Below are the records. Gather each line that holds "count".

* Start *

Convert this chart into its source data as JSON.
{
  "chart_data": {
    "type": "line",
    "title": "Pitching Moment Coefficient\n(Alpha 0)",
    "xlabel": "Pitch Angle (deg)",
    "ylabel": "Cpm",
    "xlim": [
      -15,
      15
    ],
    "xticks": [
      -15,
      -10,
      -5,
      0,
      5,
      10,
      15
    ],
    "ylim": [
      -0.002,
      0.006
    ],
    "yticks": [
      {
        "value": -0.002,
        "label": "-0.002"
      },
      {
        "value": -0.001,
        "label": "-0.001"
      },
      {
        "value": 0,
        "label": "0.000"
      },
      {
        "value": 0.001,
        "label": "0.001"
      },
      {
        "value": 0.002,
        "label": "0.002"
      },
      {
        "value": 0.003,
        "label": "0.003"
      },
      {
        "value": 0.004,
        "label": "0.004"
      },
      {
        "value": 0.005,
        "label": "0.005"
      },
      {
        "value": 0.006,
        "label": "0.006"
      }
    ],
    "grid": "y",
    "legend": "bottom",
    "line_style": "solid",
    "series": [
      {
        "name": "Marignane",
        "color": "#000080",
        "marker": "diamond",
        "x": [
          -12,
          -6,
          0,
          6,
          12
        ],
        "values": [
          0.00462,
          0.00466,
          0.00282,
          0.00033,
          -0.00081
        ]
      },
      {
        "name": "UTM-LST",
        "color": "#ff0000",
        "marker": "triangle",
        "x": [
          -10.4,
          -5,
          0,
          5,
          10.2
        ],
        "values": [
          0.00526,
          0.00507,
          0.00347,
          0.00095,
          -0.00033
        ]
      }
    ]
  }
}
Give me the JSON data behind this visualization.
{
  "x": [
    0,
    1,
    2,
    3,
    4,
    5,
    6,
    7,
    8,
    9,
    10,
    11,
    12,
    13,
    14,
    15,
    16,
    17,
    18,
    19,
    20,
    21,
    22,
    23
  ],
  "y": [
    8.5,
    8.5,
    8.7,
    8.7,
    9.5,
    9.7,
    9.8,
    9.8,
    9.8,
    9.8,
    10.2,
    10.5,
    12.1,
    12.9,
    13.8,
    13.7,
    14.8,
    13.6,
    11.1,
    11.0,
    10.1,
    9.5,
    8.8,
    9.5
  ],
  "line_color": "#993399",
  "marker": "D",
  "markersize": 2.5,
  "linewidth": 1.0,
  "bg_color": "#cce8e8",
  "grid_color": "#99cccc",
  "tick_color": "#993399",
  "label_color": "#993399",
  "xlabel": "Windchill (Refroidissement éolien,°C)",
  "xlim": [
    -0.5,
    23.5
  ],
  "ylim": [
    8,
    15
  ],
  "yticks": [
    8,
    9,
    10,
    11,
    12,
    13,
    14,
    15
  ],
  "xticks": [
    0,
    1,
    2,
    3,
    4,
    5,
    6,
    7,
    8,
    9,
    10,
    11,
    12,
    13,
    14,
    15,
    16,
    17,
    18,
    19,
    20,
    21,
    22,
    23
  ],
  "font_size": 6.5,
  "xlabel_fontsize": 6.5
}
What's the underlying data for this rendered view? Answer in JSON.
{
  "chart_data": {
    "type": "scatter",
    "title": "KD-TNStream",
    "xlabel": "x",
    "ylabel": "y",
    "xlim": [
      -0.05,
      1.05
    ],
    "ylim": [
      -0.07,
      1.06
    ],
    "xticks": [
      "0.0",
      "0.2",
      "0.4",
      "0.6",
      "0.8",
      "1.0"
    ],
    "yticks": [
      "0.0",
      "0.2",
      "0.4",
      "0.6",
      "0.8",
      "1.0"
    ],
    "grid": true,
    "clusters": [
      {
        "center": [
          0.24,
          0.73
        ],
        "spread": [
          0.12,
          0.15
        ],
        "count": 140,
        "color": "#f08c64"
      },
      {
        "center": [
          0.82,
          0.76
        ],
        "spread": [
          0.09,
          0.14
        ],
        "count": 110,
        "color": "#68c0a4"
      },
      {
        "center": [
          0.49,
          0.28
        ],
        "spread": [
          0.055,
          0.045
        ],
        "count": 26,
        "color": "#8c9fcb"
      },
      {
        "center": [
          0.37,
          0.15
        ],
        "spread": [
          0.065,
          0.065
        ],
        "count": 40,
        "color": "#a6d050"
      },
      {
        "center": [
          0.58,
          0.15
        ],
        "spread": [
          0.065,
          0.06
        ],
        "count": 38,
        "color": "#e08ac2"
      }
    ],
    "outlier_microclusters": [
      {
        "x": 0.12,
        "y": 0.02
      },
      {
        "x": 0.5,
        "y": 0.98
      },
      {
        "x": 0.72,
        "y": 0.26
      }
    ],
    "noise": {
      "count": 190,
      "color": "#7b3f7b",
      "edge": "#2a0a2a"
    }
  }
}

* End *

## Answer for the task
        "count": 140,
        "count": 110,
        "count": 26,
        "count": 40,
        "count": 38,
      "count": 190,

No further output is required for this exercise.